DATA EXTRACT:
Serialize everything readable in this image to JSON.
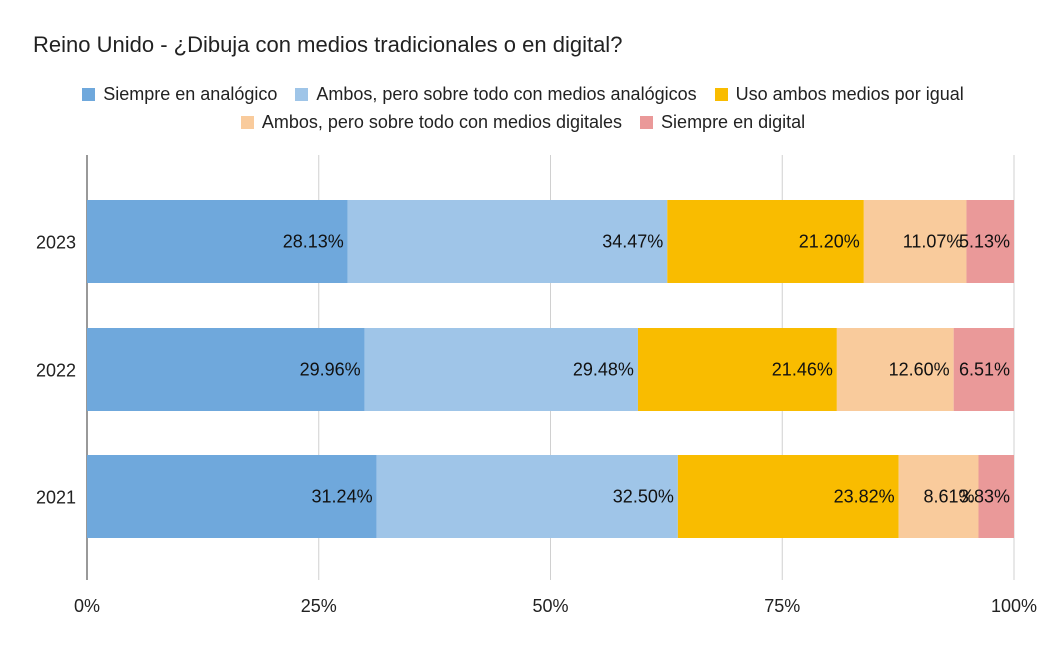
{
  "chart_data": {
    "type": "bar",
    "orientation": "horizontal",
    "stacked": "percent",
    "title": "Reino Unido - ¿Dibuja con medios tradicionales o en digital?",
    "categories": [
      "2023",
      "2022",
      "2021"
    ],
    "series": [
      {
        "name": "Siempre en analógico",
        "color": "#6fa8dc",
        "values": [
          28.13,
          29.96,
          31.24
        ],
        "labels": [
          "28.13%",
          "29.96%",
          "31.24%"
        ]
      },
      {
        "name": "Ambos, pero sobre todo con medios analógicos",
        "color": "#9fc5e8",
        "values": [
          34.47,
          29.48,
          32.5
        ],
        "labels": [
          "34.47%",
          "29.48%",
          "32.50%"
        ]
      },
      {
        "name": "Uso ambos medios por igual",
        "color": "#f9bc00",
        "values": [
          21.2,
          21.46,
          23.82
        ],
        "labels": [
          "21.20%",
          "21.46%",
          "23.82%"
        ]
      },
      {
        "name": "Ambos, pero sobre todo con medios digitales",
        "color": "#f9cb9c",
        "values": [
          11.07,
          12.6,
          8.61
        ],
        "labels": [
          "11.07%",
          "12.60%",
          "8.61%"
        ]
      },
      {
        "name": "Siempre en digital",
        "color": "#ea9999",
        "values": [
          5.13,
          6.51,
          3.83
        ],
        "labels": [
          "5.13%",
          "6.51%",
          "3.83%"
        ]
      }
    ],
    "x_ticks": [
      "0%",
      "25%",
      "50%",
      "75%",
      "100%"
    ],
    "xlim": [
      0,
      100
    ],
    "grid": true,
    "legend_position": "top"
  }
}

DIRECTION: The records above are to be quoted exactly, with all pictures left out.

ANSWER BELOW:
Serialize everything readable in this image to JSON.
{
  "chart_data": {
    "type": "bar",
    "orientation": "horizontal",
    "stacked": "percent",
    "title": "Reino Unido - ¿Dibuja con medios tradicionales o en digital?",
    "categories": [
      "2023",
      "2022",
      "2021"
    ],
    "series": [
      {
        "name": "Siempre en analógico",
        "color": "#6fa8dc",
        "values": [
          28.13,
          29.96,
          31.24
        ],
        "labels": [
          "28.13%",
          "29.96%",
          "31.24%"
        ]
      },
      {
        "name": "Ambos, pero sobre todo con medios analógicos",
        "color": "#9fc5e8",
        "values": [
          34.47,
          29.48,
          32.5
        ],
        "labels": [
          "34.47%",
          "29.48%",
          "32.50%"
        ]
      },
      {
        "name": "Uso ambos medios por igual",
        "color": "#f9bc00",
        "values": [
          21.2,
          21.46,
          23.82
        ],
        "labels": [
          "21.20%",
          "21.46%",
          "23.82%"
        ]
      },
      {
        "name": "Ambos, pero sobre todo con medios digitales",
        "color": "#f9cb9c",
        "values": [
          11.07,
          12.6,
          8.61
        ],
        "labels": [
          "11.07%",
          "12.60%",
          "8.61%"
        ]
      },
      {
        "name": "Siempre en digital",
        "color": "#ea9999",
        "values": [
          5.13,
          6.51,
          3.83
        ],
        "labels": [
          "5.13%",
          "6.51%",
          "3.83%"
        ]
      }
    ],
    "x_ticks": [
      "0%",
      "25%",
      "50%",
      "75%",
      "100%"
    ],
    "xlim": [
      0,
      100
    ],
    "grid": true,
    "legend_position": "top"
  }
}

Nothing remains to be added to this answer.